═══ Task inputs
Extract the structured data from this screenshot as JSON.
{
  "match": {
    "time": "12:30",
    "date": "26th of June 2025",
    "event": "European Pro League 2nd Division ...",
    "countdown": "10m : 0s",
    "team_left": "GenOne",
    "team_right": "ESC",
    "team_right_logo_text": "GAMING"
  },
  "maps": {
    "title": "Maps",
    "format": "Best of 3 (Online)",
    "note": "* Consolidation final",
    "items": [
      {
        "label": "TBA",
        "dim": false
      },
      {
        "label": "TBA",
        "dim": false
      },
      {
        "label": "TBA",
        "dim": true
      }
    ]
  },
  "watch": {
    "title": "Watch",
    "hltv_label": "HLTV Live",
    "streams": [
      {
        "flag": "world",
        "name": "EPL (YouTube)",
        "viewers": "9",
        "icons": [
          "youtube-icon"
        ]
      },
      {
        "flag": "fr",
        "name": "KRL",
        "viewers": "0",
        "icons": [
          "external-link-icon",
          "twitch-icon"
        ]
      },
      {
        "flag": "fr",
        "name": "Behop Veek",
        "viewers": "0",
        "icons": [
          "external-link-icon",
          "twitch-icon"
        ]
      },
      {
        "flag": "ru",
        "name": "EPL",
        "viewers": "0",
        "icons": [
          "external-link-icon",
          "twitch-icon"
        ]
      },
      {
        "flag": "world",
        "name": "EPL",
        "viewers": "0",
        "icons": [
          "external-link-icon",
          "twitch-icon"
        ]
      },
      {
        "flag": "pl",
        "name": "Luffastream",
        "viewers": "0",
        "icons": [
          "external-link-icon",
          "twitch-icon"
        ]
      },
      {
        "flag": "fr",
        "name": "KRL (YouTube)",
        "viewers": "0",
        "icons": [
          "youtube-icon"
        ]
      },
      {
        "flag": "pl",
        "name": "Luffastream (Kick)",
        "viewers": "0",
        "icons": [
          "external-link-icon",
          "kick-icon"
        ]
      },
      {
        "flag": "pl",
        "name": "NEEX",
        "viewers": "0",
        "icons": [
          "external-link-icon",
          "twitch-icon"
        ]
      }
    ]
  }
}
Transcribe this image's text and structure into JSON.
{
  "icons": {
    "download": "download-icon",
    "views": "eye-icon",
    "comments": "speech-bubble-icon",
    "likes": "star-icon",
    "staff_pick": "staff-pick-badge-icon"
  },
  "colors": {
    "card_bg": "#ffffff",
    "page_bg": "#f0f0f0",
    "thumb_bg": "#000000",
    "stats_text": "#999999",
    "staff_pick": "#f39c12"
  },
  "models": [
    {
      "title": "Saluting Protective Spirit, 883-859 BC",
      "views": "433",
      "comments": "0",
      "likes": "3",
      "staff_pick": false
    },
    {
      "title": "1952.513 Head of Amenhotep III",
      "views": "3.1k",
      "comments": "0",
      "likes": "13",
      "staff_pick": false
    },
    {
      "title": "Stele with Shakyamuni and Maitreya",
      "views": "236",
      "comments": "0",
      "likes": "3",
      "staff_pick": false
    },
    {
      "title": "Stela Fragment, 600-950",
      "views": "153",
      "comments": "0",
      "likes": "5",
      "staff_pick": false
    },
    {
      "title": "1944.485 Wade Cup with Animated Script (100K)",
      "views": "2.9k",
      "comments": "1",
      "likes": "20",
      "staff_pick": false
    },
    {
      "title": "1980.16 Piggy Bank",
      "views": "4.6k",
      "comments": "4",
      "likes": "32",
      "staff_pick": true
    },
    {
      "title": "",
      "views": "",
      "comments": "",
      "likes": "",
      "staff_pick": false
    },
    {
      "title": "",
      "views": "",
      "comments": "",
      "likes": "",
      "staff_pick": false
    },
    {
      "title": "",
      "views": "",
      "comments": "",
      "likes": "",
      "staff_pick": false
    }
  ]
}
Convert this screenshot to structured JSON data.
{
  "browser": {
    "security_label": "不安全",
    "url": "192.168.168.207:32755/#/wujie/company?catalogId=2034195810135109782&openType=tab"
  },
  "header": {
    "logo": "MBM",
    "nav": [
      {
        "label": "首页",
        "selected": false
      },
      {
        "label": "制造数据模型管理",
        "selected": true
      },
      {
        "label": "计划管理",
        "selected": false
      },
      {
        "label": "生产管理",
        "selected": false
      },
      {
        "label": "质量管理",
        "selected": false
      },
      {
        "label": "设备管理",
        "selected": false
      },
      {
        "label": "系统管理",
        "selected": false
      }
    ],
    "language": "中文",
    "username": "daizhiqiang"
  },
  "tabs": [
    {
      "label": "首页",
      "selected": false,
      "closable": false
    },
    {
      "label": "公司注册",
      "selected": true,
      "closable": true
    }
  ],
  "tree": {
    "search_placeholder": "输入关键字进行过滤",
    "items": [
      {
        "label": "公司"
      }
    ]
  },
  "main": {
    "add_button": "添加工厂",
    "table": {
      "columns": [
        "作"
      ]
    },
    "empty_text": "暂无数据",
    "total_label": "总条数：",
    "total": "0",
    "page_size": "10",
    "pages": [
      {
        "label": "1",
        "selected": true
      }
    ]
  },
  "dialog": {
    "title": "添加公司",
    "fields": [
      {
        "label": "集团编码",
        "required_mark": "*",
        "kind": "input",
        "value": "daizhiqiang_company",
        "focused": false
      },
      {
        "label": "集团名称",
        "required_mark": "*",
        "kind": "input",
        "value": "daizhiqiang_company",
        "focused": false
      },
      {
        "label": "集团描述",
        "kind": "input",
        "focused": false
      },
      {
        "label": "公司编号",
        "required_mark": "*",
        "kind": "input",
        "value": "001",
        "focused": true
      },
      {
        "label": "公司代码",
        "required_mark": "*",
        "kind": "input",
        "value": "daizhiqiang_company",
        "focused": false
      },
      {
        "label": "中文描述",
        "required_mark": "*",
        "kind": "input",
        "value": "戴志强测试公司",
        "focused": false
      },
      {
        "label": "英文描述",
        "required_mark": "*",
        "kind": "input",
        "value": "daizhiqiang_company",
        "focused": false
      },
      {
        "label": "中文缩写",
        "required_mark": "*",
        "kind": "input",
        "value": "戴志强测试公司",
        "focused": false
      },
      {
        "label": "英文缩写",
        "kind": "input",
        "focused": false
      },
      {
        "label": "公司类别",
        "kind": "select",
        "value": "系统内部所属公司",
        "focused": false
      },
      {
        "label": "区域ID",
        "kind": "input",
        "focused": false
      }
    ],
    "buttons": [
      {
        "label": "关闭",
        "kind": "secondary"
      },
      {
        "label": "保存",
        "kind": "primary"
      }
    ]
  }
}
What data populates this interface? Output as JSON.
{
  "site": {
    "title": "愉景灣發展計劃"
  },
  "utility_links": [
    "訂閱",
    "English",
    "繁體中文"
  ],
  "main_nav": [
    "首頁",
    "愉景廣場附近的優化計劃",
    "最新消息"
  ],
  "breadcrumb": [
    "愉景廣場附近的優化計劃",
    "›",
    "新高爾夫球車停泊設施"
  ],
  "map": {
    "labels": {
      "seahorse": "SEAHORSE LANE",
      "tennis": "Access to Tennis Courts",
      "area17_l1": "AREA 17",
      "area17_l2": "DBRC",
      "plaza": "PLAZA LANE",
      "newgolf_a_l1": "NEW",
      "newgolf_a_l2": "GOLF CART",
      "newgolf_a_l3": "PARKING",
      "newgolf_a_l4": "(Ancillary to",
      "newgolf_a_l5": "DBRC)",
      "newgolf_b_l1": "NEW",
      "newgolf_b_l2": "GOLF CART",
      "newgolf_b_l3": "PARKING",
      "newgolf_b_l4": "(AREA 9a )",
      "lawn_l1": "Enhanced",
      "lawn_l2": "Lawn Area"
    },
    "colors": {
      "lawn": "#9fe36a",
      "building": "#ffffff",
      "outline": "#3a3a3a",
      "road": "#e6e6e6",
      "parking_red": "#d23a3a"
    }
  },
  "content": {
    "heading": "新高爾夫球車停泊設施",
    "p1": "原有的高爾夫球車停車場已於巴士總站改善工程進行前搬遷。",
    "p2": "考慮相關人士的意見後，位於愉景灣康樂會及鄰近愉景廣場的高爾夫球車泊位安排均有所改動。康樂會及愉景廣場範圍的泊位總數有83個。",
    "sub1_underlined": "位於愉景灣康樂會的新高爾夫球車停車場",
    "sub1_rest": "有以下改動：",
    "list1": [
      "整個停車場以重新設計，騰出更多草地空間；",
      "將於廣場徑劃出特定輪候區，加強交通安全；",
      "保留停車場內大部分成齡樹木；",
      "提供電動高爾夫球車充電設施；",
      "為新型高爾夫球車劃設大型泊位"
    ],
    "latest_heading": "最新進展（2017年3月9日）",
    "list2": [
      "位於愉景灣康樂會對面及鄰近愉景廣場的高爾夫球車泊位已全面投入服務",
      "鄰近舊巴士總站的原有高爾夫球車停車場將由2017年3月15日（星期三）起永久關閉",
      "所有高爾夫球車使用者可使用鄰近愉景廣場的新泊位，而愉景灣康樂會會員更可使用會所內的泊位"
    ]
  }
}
══════
*Task description*
Copy each line of the records containing the string "Luffastream".

*Finished answer*
        "name": "Luffastream",
        "name": "Luffastream (Kick)",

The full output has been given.